*** Opening of Working data ***
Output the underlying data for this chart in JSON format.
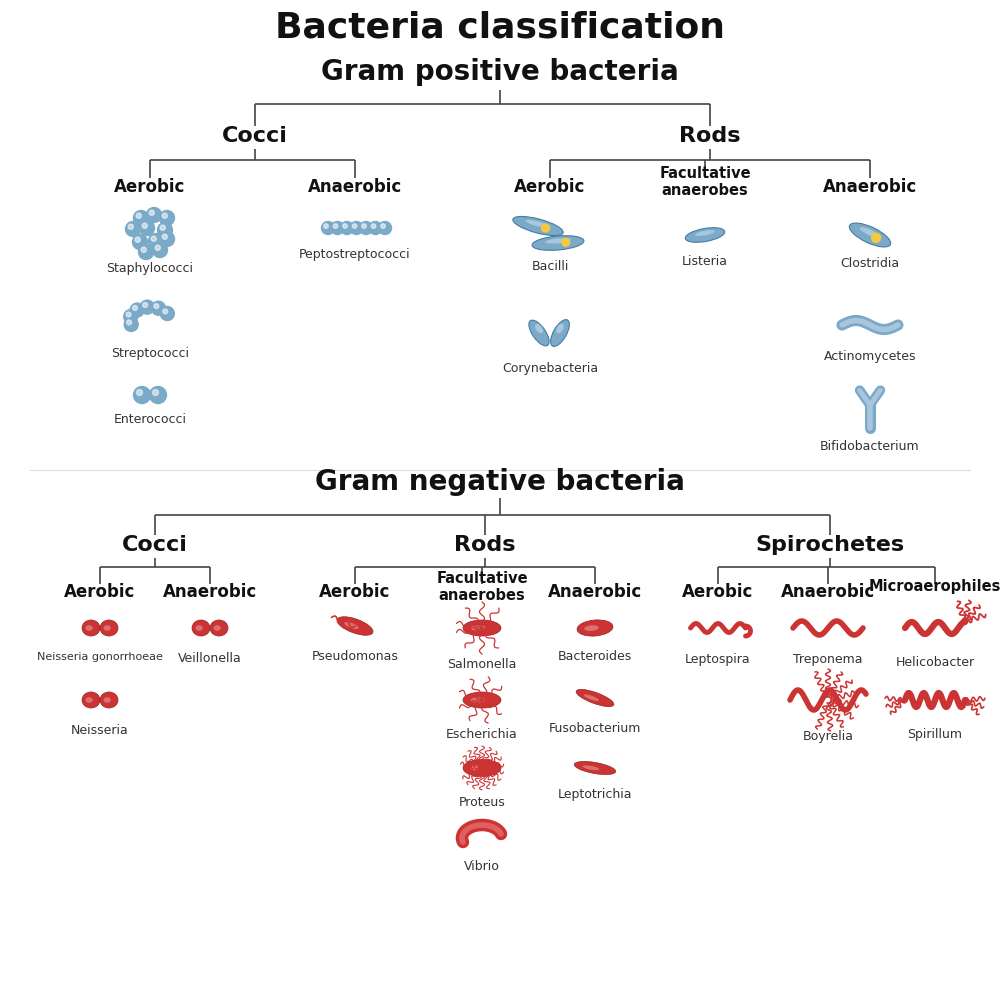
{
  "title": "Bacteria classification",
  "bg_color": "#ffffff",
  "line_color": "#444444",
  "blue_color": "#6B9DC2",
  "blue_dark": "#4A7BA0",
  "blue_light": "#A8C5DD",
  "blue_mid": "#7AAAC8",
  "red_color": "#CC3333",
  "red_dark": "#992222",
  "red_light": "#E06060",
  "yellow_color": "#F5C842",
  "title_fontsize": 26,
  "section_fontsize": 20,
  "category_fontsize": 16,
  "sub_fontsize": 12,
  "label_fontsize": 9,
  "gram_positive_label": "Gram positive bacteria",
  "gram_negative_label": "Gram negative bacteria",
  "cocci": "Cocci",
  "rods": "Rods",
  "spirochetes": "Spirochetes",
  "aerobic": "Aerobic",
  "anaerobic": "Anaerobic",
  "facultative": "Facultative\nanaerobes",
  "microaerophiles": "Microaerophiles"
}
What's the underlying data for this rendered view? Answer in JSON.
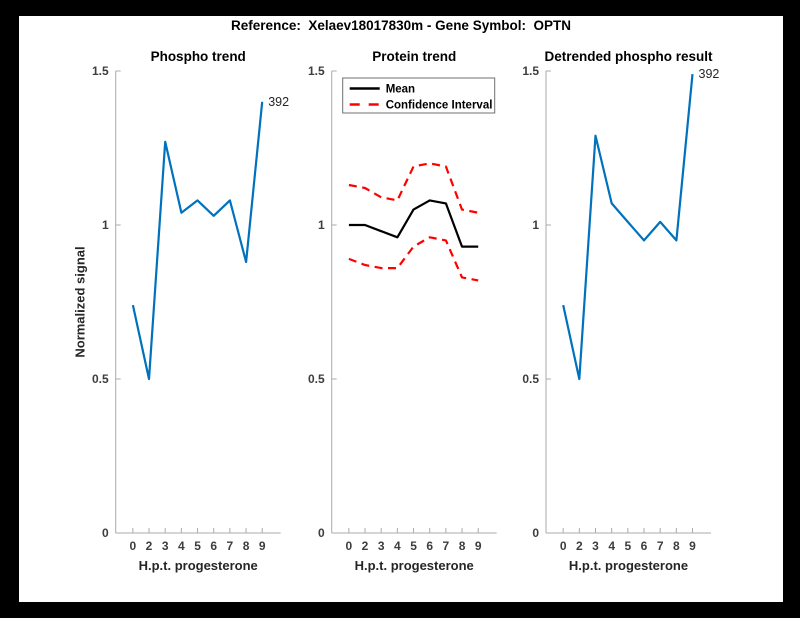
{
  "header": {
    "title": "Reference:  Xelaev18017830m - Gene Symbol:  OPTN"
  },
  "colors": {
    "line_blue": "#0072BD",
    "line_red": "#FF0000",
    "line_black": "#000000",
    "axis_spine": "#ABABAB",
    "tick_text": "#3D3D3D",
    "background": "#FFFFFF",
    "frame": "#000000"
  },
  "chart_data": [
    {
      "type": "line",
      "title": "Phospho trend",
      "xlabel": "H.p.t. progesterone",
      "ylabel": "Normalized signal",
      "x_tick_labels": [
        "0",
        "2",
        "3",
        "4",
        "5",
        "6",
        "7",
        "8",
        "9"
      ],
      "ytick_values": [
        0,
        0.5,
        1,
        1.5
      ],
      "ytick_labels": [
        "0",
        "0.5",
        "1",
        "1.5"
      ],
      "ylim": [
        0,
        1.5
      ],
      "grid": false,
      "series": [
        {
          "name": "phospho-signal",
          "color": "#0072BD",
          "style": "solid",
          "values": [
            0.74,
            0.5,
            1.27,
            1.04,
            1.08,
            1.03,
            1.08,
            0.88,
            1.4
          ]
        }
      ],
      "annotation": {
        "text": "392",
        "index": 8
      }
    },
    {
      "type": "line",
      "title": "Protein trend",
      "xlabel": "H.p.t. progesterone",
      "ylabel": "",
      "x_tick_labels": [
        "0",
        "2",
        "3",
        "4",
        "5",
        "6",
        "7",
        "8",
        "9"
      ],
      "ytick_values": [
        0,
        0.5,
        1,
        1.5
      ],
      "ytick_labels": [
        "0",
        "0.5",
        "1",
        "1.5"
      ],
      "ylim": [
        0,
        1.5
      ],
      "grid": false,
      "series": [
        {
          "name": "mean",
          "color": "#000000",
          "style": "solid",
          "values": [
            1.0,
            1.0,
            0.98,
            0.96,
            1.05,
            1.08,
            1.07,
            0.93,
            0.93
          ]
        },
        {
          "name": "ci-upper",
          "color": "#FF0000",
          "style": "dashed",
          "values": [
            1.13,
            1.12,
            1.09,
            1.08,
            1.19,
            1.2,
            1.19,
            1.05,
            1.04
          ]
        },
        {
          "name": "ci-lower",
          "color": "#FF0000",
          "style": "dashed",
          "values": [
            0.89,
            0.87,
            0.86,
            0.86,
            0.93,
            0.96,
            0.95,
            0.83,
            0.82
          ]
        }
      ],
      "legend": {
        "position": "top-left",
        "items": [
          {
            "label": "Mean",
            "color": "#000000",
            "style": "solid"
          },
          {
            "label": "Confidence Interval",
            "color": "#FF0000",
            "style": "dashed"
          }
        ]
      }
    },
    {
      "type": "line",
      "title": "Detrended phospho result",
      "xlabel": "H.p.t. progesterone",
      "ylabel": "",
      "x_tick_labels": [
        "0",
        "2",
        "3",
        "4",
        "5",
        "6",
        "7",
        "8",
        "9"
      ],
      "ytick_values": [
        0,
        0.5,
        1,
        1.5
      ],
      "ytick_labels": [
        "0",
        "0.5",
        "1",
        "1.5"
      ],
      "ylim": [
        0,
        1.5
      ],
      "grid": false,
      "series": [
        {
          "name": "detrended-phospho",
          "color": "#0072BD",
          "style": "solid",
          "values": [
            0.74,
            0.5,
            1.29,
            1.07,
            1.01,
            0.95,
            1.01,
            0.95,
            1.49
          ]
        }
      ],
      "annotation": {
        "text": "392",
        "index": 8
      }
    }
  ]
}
*** Close of Working data ***
*** Opening of Working data ***
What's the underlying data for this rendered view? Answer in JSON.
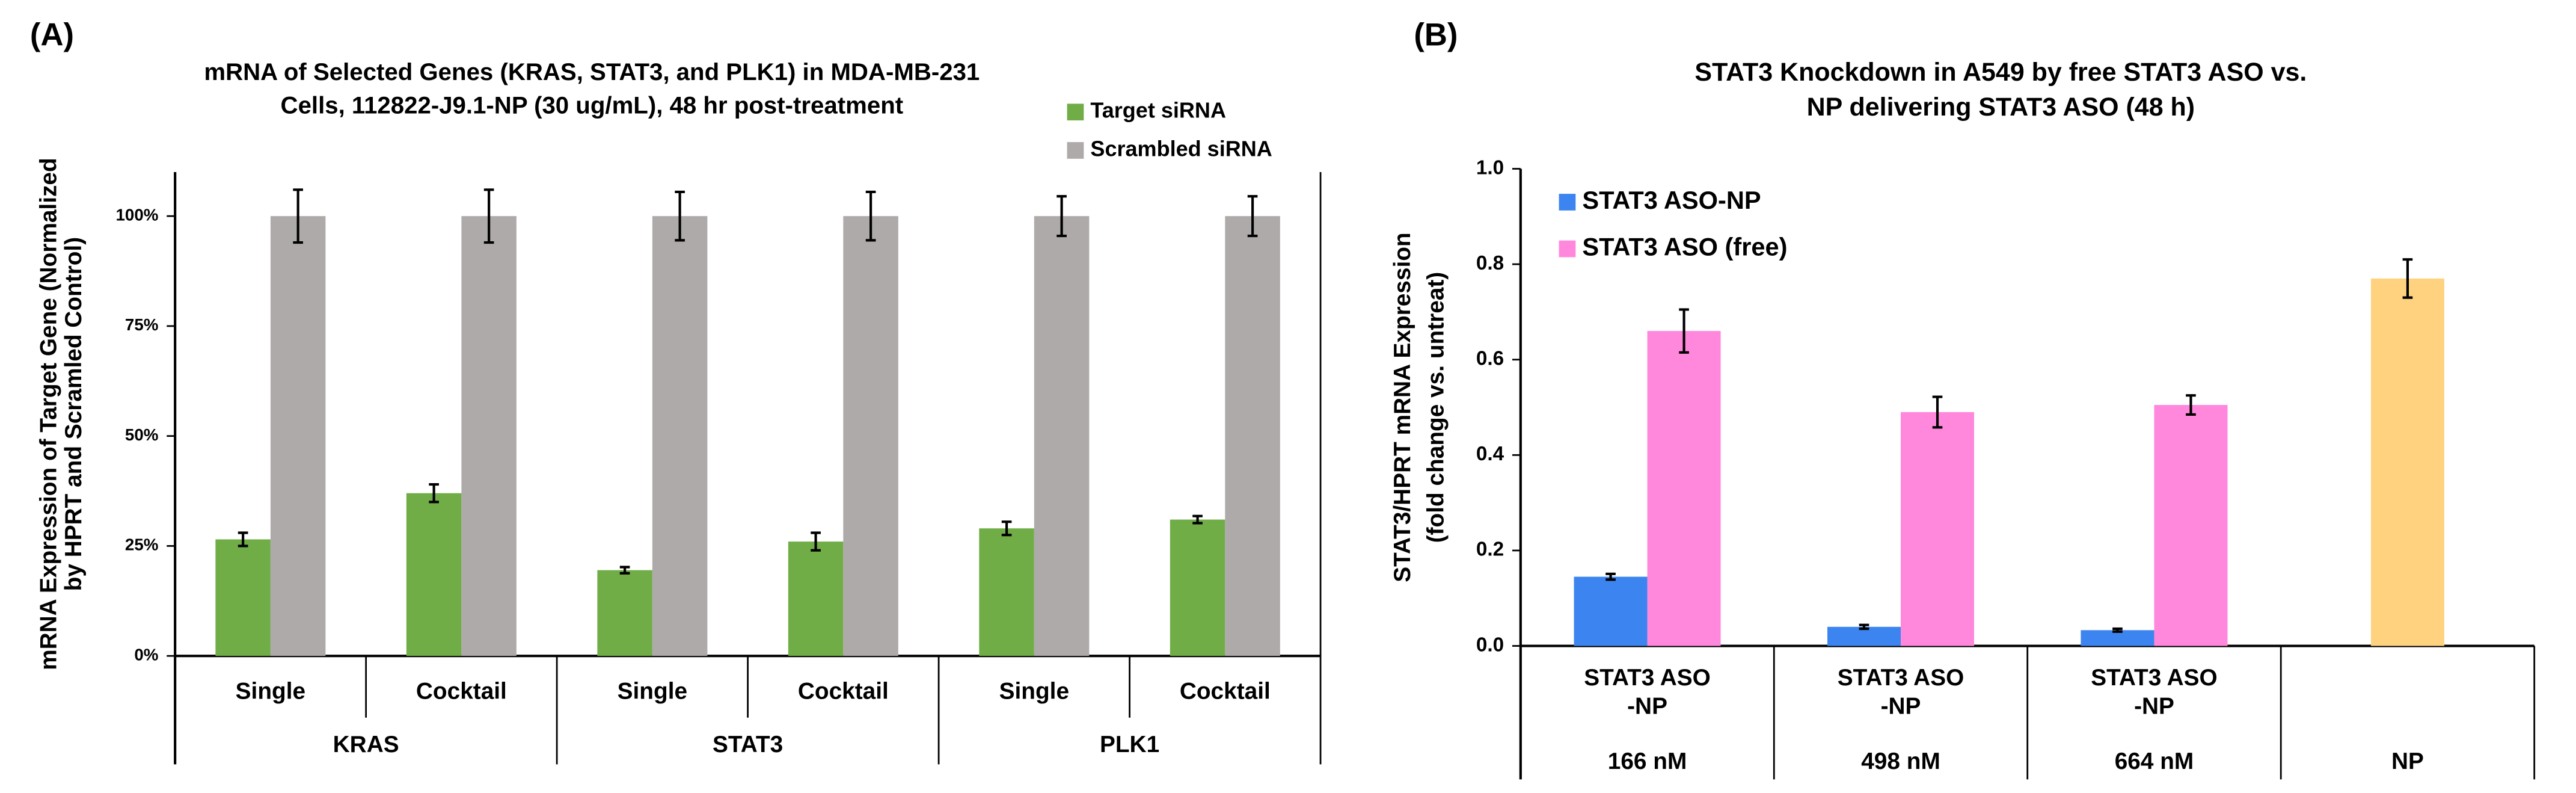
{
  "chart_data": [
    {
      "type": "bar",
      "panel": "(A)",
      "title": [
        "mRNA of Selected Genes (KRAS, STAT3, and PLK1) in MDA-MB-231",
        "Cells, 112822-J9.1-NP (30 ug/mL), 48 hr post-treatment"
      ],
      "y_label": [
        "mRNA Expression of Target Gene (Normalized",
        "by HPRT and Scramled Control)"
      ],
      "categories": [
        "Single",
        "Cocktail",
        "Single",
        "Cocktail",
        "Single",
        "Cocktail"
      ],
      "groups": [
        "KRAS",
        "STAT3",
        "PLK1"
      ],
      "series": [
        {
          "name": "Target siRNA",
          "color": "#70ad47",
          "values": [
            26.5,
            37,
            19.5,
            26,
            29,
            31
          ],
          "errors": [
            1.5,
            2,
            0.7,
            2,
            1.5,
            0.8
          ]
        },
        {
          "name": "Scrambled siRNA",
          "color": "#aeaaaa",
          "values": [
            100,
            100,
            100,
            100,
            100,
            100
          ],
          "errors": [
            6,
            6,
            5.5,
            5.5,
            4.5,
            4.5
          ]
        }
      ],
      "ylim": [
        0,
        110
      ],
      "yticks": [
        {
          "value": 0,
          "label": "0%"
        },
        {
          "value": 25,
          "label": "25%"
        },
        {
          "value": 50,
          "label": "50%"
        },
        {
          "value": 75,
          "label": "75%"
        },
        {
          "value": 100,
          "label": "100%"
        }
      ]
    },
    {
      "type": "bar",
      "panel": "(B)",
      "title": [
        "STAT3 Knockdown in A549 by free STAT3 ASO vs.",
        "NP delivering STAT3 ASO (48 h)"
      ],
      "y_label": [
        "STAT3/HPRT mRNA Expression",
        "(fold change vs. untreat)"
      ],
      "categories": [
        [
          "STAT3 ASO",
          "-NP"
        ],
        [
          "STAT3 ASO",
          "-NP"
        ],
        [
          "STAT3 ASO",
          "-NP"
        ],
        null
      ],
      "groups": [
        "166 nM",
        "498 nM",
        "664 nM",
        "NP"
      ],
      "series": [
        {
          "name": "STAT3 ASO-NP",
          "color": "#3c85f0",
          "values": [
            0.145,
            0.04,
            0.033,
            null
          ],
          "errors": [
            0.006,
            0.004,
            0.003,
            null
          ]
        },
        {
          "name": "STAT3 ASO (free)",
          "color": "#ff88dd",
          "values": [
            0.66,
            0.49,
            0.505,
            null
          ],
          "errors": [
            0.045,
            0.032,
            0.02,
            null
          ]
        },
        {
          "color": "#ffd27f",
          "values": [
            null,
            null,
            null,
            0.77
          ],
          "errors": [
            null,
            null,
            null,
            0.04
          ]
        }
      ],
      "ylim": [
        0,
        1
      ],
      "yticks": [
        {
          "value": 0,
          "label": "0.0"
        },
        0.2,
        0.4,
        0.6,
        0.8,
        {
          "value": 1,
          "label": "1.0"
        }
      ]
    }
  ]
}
*** Close of Working data ***
**Problem to work on:** State how many lines of the data above contain the word "siRNA", and include nothing other than that number.

**Completed exercise:** 2